- **Exercise prompt**
List all lines of the data containing the word "JSON".

- **Source material**
-----
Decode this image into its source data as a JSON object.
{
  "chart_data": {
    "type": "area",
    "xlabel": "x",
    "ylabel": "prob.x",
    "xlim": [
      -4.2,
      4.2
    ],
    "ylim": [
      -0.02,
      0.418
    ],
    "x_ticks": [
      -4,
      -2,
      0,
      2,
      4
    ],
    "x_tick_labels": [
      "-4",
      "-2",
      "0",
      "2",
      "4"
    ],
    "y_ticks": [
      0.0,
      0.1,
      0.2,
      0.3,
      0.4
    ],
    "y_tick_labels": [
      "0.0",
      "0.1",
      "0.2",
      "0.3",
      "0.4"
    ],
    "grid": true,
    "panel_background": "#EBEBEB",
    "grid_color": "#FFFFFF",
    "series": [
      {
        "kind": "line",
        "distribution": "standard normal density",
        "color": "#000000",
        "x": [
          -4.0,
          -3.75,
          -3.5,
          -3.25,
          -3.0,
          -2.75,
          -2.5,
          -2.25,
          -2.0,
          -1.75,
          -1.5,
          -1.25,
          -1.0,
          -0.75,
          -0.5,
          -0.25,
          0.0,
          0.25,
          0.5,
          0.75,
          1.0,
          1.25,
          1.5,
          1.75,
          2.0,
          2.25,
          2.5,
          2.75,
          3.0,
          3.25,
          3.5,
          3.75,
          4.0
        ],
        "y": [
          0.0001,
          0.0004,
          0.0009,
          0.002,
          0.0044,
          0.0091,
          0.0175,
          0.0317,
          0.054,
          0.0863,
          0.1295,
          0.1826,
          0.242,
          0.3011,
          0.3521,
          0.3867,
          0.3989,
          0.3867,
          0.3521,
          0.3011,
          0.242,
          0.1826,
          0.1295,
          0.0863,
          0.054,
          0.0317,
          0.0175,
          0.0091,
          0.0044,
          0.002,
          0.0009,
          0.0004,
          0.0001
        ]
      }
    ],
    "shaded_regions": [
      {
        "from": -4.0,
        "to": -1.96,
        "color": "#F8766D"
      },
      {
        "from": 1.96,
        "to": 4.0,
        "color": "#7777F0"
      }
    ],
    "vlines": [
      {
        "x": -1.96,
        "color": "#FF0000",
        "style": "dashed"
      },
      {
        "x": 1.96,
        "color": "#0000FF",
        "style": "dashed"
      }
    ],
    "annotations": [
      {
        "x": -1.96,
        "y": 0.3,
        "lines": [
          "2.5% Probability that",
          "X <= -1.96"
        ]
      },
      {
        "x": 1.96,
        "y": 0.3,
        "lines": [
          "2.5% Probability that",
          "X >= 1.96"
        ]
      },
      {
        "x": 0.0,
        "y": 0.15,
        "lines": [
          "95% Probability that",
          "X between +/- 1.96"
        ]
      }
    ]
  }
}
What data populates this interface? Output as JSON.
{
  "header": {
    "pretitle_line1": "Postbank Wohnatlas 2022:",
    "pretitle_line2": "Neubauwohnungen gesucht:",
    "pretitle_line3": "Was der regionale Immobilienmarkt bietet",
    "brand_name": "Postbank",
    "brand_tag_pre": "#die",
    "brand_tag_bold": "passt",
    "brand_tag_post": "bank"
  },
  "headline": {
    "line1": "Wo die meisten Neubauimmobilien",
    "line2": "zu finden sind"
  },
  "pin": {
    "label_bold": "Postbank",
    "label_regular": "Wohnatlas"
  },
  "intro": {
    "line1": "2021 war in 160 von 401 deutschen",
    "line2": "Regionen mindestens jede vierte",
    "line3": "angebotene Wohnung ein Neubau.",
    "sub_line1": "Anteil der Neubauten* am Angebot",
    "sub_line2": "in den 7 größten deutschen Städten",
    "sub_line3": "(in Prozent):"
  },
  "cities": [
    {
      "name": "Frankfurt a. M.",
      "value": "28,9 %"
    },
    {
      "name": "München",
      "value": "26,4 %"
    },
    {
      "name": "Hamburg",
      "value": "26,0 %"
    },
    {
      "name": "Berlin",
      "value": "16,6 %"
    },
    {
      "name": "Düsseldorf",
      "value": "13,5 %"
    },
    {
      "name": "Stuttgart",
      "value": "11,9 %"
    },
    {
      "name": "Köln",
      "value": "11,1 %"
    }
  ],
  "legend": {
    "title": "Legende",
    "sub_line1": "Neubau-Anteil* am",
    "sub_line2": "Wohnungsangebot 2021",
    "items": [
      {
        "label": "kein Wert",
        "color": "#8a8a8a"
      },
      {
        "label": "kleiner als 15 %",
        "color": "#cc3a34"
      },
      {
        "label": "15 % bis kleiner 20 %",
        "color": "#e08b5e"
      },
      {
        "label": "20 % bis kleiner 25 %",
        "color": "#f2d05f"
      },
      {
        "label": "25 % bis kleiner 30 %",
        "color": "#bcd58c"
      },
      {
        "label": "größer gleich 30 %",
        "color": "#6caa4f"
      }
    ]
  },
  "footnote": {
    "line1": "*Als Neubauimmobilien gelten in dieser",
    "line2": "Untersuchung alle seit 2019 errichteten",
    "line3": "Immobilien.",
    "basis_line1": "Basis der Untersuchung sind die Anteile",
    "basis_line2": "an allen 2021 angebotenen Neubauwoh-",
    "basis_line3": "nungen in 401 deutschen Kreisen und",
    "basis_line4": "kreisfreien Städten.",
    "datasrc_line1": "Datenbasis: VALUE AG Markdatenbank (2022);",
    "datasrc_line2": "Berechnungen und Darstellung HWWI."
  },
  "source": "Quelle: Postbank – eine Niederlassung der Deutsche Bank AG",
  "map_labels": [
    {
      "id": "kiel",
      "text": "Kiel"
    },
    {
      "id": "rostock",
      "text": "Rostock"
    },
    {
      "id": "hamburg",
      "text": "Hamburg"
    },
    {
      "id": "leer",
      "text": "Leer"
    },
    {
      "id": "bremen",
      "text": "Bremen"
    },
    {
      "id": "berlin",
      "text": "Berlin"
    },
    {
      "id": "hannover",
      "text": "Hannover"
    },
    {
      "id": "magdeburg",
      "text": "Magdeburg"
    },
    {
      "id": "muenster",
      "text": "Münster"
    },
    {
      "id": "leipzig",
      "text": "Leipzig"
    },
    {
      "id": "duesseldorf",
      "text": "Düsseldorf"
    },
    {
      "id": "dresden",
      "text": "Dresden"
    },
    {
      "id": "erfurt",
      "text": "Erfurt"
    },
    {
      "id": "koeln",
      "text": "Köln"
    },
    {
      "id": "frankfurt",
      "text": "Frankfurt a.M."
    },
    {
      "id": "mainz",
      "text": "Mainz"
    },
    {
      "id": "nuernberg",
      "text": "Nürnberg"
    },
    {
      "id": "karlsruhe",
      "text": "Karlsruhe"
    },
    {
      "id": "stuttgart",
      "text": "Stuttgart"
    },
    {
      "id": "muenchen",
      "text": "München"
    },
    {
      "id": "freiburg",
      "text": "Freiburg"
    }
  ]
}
-----
- **Solution**
Decode this image into its source data as a JSON object.
What data populates this interface? Output as JSON.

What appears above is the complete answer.